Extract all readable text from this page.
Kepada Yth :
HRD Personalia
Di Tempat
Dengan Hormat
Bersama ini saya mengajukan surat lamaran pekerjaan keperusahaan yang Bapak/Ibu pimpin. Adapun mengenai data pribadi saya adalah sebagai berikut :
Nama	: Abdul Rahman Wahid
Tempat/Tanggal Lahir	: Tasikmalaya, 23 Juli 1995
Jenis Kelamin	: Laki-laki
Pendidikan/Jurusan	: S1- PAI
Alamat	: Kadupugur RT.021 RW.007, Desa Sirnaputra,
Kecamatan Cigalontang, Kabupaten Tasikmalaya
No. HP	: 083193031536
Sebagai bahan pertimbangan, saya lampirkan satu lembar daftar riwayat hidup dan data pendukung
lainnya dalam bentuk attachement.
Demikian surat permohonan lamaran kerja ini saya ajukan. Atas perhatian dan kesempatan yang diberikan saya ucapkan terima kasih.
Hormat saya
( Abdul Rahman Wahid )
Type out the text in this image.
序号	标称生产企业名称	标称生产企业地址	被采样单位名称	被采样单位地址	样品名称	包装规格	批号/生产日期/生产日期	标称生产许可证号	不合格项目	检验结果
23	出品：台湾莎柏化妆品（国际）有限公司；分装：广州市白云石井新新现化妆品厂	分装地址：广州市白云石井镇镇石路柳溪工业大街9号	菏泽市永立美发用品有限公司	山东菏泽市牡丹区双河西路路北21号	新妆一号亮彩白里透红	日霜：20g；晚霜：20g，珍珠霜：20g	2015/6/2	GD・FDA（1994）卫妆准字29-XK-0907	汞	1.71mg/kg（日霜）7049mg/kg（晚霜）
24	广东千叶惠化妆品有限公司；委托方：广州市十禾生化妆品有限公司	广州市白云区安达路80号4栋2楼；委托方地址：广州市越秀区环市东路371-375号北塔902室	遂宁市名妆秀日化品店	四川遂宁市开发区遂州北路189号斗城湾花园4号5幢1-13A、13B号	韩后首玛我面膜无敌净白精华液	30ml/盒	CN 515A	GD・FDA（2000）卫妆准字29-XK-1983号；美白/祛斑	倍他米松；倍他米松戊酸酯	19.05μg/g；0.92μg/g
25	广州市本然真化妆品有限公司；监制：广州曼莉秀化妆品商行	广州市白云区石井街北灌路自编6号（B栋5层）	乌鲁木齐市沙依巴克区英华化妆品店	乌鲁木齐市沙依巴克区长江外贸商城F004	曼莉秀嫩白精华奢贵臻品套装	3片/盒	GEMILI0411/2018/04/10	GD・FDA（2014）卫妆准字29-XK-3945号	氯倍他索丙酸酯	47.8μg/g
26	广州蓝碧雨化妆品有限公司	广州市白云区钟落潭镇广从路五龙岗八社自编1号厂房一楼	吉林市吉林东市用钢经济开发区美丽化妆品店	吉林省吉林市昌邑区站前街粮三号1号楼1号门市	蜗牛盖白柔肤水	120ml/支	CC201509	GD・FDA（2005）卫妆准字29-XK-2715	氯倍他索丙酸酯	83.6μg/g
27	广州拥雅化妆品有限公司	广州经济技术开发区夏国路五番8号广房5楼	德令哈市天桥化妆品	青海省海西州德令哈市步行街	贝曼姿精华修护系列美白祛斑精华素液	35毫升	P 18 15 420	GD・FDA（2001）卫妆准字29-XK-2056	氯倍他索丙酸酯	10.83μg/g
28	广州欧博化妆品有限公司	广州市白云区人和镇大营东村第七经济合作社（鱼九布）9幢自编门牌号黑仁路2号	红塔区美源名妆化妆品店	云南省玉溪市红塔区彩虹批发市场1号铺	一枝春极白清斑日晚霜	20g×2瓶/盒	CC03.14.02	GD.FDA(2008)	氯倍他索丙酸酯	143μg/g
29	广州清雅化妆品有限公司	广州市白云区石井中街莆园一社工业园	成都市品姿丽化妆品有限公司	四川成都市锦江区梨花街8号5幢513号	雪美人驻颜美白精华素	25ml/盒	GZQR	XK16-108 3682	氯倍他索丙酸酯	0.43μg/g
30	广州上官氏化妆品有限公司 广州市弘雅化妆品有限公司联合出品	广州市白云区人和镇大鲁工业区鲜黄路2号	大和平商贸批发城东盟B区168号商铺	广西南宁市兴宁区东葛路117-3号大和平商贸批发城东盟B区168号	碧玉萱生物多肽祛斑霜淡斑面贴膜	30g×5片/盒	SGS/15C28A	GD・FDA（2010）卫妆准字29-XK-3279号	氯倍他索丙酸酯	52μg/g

__________________________________________________

Output all of the data above without any alteration.

Extract all readable text from this page.
Kepada Yth :
HRD Personalia
Di Tempat
Dengan Hormat
Bersama ini saya mengajukan surat lamaran pekerjaan keperusahaan yang Bapak/Ibu pimpin. Adapun mengenai data pribadi saya adalah sebagai berikut :
Nama	: Abdul Rahman Wahid
Tempat/Tanggal Lahir	: Tasikmalaya, 23 Juli 1995
Jenis Kelamin	: Laki-laki
Pendidikan/Jurusan	: S1- PAI
Alamat	: Kadupugur RT.021 RW.007, Desa Sirnaputra,
Kecamatan Cigalontang, Kabupaten Tasikmalaya
No. HP	: 083193031536
Sebagai bahan pertimbangan, saya lampirkan satu lembar daftar riwayat hidup dan data pendukung
lainnya dalam bentuk attachement.
Demikian surat permohonan lamaran kerja ini saya ajukan. Atas perhatian dan kesempatan yang diberikan saya ucapkan terima kasih.
Hormat saya
( Abdul Rahman Wahid )
Type out the text in this image.
序号	标称生产企业名称	标称生产企业地址	被采样单位名称	被采样单位地址	样品名称	包装规格	批号/生产日期/生产日期	标称生产许可证号	不合格项目	检验结果
23	出品：台湾莎柏化妆品（国际）有限公司；分装：广州市白云石井新新现化妆品厂	分装地址：广州市白云石井镇镇石路柳溪工业大街9号	菏泽市永立美发用品有限公司	山东菏泽市牡丹区双河西路路北21号	新妆一号亮彩白里透红	日霜：20g；晚霜：20g，珍珠霜：20g	2015/6/2	GD・FDA（1994）卫妆准字29-XK-0907	汞	1.71mg/kg（日霜）7049mg/kg（晚霜）
24	广东千叶惠化妆品有限公司；委托方：广州市十禾生化妆品有限公司	广州市白云区安达路80号4栋2楼；委托方地址：广州市越秀区环市东路371-375号北塔902室	遂宁市名妆秀日化品店	四川遂宁市开发区遂州北路189号斗城湾花园4号5幢1-13A、13B号	韩后首玛我面膜无敌净白精华液	30ml/盒	CN 515A	GD・FDA（2000）卫妆准字29-XK-1983号；美白/祛斑	倍他米松；倍他米松戊酸酯	19.05μg/g；0.92μg/g
25	广州市本然真化妆品有限公司；监制：广州曼莉秀化妆品商行	广州市白云区石井街北灌路自编6号（B栋5层）	乌鲁木齐市沙依巴克区英华化妆品店	乌鲁木齐市沙依巴克区长江外贸商城F004	曼莉秀嫩白精华奢贵臻品套装	3片/盒	GEMILI0411/2018/04/10	GD・FDA（2014）卫妆准字29-XK-3945号	氯倍他索丙酸酯	47.8μg/g
26	广州蓝碧雨化妆品有限公司	广州市白云区钟落潭镇广从路五龙岗八社自编1号厂房一楼	吉林市吉林东市用钢经济开发区美丽化妆品店	吉林省吉林市昌邑区站前街粮三号1号楼1号门市	蜗牛盖白柔肤水	120ml/支	CC201509	GD・FDA（2005）卫妆准字29-XK-2715	氯倍他索丙酸酯	83.6μg/g
27	广州拥雅化妆品有限公司	广州经济技术开发区夏国路五番8号广房5楼	德令哈市天桥化妆品	青海省海西州德令哈市步行街	贝曼姿精华修护系列美白祛斑精华素液	35毫升	P 18 15 420	GD・FDA（2001）卫妆准字29-XK-2056	氯倍他索丙酸酯	10.83μg/g
28	广州欧博化妆品有限公司	广州市白云区人和镇大营东村第七经济合作社（鱼九布）9幢自编门牌号黑仁路2号	红塔区美源名妆化妆品店	云南省玉溪市红塔区彩虹批发市场1号铺	一枝春极白清斑日晚霜	20g×2瓶/盒	CC03.14.02	GD.FDA(2008)	氯倍他索丙酸酯	143μg/g
29	广州清雅化妆品有限公司	广州市白云区石井中街莆园一社工业园	成都市品姿丽化妆品有限公司	四川成都市锦江区梨花街8号5幢513号	雪美人驻颜美白精华素	25ml/盒	GZQR	XK16-108 3682	氯倍他索丙酸酯	0.43μg/g
30	广州上官氏化妆品有限公司 广州市弘雅化妆品有限公司联合出品	广州市白云区人和镇大鲁工业区鲜黄路2号	大和平商贸批发城东盟B区168号商铺	广西南宁市兴宁区东葛路117-3号大和平商贸批发城东盟B区168号	碧玉萱生物多肽祛斑霜淡斑面贴膜	30g×5片/盒	SGS/15C28A	GD・FDA（2010）卫妆准字29-XK-3279号	氯倍他索丙酸酯	52μg/g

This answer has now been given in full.